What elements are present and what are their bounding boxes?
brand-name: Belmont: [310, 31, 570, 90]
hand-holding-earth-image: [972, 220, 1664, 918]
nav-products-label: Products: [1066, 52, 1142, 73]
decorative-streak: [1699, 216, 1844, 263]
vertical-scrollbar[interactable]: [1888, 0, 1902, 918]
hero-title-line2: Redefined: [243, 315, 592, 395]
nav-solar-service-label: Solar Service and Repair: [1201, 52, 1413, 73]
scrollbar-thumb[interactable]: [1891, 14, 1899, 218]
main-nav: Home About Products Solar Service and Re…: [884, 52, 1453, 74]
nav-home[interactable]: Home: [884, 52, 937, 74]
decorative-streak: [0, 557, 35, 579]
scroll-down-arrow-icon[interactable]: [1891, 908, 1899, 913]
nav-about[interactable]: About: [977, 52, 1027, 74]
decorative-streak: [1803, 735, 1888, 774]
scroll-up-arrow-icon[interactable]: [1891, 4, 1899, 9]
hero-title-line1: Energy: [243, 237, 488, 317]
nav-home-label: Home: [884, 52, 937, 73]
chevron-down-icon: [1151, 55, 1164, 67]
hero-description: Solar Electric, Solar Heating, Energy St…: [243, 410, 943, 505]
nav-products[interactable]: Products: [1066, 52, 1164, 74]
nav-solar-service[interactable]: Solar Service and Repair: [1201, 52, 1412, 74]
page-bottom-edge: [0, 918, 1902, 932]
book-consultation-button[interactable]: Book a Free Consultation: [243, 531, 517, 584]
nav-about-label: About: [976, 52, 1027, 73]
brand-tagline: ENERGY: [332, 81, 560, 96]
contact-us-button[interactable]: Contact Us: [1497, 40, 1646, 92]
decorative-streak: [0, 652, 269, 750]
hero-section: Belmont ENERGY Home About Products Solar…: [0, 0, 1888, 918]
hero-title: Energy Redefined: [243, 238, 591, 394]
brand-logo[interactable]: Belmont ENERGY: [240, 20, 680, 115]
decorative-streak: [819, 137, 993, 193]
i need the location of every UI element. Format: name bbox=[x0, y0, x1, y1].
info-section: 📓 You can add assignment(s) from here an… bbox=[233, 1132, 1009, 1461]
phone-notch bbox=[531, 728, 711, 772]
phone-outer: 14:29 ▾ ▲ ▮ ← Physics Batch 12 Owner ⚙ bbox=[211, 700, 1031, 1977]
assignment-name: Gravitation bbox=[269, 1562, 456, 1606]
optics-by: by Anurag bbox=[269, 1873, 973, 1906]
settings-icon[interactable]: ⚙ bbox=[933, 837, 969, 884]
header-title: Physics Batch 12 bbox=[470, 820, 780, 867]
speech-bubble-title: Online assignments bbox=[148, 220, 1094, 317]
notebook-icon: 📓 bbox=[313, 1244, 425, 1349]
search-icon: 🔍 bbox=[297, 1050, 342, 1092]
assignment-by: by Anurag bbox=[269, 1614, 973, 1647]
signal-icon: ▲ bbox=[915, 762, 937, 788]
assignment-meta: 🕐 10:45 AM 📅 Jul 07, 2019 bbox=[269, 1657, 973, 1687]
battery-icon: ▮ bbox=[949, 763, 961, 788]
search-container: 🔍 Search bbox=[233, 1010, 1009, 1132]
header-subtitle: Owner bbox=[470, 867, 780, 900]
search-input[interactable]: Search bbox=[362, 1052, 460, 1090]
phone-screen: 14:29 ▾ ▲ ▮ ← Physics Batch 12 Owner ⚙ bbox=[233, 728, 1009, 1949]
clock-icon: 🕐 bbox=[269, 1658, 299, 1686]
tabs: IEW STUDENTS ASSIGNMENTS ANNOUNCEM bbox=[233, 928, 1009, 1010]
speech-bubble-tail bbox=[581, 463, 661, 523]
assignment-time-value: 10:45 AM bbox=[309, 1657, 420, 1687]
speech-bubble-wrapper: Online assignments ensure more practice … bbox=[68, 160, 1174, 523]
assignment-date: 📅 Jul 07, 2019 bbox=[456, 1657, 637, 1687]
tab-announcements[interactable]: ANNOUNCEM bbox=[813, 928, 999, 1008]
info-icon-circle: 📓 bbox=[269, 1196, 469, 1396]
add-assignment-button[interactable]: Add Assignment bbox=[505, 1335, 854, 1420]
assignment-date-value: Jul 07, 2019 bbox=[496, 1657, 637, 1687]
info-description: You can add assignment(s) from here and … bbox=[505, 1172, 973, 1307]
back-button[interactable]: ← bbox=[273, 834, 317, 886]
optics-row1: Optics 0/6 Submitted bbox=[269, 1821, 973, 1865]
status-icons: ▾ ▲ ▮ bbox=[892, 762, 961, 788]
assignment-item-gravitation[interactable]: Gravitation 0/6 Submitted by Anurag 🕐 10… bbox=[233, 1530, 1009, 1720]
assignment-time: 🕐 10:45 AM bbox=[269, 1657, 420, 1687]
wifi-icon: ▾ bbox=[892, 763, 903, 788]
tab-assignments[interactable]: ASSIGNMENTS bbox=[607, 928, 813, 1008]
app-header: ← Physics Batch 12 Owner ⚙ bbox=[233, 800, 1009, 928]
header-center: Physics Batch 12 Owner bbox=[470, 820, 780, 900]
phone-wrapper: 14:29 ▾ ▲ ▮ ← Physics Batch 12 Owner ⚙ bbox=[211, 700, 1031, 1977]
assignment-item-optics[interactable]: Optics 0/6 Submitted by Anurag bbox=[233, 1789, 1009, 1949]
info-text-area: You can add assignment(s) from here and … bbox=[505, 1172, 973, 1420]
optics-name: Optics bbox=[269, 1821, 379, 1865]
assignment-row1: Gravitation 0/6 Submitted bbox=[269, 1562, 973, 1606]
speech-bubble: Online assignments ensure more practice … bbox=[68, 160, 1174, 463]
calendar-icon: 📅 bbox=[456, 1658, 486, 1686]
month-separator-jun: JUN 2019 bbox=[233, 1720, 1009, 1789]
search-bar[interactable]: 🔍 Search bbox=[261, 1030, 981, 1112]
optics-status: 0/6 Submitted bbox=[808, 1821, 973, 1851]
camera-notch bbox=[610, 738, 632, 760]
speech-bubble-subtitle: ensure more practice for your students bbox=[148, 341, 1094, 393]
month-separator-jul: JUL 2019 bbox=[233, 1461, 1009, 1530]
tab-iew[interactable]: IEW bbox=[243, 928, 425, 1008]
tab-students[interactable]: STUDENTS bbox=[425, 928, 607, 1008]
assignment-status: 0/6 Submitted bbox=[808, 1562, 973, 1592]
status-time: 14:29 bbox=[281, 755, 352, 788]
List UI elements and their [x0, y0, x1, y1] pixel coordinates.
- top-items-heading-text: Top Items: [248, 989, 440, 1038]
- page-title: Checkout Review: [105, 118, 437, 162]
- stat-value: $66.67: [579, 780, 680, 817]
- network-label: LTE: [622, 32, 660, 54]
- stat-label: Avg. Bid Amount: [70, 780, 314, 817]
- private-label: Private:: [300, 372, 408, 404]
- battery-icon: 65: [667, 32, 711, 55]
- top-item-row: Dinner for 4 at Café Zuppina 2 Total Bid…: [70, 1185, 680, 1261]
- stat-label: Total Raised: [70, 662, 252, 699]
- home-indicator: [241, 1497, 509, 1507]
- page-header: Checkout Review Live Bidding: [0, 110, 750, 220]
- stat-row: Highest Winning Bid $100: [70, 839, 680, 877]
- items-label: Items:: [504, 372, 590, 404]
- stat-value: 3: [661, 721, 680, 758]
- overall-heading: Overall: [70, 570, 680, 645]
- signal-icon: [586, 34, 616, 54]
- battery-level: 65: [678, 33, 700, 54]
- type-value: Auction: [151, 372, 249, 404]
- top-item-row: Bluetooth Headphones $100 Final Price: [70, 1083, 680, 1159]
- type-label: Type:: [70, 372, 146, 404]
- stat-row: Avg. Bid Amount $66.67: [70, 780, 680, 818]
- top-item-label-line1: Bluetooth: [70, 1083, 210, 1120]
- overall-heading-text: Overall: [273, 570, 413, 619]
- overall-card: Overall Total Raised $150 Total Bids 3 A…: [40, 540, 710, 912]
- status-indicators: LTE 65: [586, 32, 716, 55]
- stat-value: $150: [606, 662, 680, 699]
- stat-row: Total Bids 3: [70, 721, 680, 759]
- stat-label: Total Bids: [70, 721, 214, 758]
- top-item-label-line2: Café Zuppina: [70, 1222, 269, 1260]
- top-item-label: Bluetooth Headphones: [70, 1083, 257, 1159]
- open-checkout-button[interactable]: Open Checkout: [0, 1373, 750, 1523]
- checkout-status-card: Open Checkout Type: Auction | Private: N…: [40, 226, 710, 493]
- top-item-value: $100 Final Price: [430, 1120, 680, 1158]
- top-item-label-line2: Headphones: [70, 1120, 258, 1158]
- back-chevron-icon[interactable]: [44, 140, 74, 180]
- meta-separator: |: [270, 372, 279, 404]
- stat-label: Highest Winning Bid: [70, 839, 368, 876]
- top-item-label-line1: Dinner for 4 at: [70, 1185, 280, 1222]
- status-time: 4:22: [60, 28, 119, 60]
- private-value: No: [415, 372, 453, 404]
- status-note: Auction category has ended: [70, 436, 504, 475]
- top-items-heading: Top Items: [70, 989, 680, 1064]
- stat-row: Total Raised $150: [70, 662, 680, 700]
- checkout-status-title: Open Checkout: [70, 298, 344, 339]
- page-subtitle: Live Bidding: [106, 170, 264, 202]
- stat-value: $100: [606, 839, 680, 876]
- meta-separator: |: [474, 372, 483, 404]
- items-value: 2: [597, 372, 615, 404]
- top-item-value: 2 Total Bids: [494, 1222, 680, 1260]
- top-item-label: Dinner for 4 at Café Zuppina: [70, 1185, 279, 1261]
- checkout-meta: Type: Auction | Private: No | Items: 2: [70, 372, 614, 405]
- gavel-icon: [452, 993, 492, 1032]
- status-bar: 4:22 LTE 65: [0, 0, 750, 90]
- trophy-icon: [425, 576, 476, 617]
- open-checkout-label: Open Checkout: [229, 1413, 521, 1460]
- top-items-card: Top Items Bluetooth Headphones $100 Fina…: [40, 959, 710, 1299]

▶ [Objective]: Please set out the lines as a numbered list, from the first line above through the line containing "hero-title-line2: Redefined: [243, 315, 592, 395]", including both ends and leaving out any blank lines.

▶ [The result]:
1. What elements are present and what are their bounding boxes?
2. brand-name: Belmont: [310, 31, 570, 90]
3. hand-holding-earth-image: [972, 220, 1664, 918]
4. nav-products-label: Products: [1066, 52, 1142, 73]
5. decorative-streak: [1699, 216, 1844, 263]
6. vertical-scrollbar[interactable]: [1888, 0, 1902, 918]
7. hero-title-line2: Redefined: [243, 315, 592, 395]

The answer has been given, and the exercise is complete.